## WHAT IS ASKED
Identify every line in the records below that contains the word "from", and copy each of those lines.

Stored items:

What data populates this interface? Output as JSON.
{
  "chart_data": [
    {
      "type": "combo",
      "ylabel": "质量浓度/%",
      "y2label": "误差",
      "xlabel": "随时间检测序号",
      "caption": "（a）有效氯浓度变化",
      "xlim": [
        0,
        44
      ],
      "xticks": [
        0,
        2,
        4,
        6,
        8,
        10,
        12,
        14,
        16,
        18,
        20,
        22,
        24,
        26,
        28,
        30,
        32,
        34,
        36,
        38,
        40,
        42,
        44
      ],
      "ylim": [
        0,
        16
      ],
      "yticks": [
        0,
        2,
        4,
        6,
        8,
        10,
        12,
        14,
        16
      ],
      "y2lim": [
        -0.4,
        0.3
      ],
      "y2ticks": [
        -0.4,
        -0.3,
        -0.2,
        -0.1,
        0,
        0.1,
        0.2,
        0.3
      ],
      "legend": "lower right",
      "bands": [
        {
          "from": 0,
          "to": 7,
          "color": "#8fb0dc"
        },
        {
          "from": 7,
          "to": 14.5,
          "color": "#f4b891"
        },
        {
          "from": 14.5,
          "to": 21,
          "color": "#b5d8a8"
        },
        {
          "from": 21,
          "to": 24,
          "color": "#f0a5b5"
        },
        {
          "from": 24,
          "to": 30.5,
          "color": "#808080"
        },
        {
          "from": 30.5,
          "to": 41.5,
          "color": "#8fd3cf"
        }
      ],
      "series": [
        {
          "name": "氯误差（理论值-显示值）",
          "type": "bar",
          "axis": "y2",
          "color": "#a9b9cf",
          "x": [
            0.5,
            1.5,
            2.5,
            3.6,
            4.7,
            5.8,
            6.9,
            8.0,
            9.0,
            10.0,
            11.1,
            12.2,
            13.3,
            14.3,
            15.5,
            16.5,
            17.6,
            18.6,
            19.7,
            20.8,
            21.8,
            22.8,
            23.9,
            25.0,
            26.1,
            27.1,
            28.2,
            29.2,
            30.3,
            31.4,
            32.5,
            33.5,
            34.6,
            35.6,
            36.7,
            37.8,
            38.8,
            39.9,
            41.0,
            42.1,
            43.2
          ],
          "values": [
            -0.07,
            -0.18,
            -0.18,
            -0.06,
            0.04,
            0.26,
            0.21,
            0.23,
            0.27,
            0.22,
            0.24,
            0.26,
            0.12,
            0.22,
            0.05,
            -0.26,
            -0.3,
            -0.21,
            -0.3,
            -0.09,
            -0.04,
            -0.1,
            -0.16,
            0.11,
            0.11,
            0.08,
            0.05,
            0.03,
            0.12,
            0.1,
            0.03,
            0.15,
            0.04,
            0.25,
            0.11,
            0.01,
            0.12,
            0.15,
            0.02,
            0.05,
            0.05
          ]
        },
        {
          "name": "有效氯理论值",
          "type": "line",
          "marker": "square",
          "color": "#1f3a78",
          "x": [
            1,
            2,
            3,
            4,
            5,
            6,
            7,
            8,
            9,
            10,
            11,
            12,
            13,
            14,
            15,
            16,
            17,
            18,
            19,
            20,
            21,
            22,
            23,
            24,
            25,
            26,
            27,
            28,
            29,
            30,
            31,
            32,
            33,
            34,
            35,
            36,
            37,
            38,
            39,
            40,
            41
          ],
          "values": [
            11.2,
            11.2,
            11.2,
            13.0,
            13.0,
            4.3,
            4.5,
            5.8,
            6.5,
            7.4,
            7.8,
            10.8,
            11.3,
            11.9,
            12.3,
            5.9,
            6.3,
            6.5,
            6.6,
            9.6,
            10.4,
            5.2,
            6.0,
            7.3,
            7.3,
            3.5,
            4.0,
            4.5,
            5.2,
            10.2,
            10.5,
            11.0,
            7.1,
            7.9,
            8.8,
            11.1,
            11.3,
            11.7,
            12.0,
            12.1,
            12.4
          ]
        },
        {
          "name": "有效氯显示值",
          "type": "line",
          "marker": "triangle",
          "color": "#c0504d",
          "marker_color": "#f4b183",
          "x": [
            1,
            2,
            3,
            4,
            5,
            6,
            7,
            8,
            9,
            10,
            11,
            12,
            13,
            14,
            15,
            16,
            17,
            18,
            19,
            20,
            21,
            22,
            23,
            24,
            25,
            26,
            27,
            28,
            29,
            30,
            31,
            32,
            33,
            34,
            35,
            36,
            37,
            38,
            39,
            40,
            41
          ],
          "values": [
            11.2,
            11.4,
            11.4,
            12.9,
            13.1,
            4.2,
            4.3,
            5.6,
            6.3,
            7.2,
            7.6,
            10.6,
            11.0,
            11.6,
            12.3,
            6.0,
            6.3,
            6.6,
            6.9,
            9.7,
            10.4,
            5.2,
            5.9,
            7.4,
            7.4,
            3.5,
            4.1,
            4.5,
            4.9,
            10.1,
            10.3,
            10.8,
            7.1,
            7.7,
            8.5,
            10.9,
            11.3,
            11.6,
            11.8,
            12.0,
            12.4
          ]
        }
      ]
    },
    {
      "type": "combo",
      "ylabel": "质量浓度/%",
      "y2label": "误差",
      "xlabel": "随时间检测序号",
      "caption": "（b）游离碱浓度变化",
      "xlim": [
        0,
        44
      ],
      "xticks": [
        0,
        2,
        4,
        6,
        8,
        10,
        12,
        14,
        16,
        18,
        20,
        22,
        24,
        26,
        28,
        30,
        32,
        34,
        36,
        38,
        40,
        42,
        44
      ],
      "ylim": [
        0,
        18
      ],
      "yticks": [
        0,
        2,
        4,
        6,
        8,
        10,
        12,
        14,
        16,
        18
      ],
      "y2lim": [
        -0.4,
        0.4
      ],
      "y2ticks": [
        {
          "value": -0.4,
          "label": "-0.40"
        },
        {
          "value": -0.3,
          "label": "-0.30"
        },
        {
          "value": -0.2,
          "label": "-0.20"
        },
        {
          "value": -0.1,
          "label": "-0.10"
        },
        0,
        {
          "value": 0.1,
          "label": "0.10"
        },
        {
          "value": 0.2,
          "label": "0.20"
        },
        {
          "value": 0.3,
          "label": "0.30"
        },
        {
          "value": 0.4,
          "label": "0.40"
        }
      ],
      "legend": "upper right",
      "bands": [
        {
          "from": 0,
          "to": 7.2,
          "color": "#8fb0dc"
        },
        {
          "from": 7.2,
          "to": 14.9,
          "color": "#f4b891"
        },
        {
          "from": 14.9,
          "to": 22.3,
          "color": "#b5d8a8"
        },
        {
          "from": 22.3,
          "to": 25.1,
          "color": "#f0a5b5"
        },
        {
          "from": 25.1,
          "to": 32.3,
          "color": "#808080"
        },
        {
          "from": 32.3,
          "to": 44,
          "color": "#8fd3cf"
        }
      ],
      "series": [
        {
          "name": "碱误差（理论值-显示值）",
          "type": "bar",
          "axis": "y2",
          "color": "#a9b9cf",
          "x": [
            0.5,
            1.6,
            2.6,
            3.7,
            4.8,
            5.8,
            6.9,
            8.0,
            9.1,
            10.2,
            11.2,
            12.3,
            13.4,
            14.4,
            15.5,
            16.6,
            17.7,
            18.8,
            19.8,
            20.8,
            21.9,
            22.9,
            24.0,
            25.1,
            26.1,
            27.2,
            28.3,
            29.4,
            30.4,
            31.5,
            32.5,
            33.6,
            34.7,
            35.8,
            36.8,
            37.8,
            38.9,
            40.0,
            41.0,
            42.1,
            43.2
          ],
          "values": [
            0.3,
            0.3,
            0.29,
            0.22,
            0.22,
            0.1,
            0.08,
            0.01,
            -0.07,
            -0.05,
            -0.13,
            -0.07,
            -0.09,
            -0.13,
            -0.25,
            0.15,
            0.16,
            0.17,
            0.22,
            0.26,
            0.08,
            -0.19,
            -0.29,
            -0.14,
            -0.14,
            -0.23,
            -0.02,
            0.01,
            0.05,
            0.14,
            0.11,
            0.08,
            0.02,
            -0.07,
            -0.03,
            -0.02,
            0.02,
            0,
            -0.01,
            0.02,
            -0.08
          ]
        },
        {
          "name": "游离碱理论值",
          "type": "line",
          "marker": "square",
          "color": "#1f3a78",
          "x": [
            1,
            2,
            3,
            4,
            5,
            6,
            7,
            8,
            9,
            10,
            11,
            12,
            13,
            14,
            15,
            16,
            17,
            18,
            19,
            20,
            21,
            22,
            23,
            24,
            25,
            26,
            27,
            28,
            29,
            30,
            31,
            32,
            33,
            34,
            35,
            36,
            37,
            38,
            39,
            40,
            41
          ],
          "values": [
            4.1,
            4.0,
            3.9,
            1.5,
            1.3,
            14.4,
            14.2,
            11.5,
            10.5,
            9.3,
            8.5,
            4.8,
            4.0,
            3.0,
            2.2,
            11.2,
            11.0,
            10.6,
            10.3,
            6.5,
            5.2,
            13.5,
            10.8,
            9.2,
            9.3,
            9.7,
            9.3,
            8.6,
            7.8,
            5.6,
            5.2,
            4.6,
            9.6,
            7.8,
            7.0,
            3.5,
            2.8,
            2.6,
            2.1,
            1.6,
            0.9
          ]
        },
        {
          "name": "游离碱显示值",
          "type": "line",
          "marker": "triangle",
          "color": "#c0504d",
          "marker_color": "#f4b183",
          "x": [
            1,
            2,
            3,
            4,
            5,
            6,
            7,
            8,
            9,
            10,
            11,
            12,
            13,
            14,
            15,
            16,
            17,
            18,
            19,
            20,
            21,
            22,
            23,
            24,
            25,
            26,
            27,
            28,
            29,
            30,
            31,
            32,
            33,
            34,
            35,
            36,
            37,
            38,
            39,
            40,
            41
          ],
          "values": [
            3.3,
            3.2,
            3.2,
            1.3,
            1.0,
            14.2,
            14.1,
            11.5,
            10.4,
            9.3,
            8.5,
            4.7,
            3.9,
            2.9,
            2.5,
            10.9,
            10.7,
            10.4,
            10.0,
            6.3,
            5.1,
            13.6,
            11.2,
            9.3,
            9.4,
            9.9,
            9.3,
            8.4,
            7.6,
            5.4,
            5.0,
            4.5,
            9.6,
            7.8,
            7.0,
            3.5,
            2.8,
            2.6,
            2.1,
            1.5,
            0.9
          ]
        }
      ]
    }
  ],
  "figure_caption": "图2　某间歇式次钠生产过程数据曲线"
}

## EXERCISE ANSWER
          "from": 0,
          "from": 7,
          "from": 14.5,
          "from": 21,
          "from": 24,
          "from": 30.5,
          "from": 0,
          "from": 7.2,
          "from": 14.9,
          "from": 22.3,
          "from": 25.1,
          "from": 32.3,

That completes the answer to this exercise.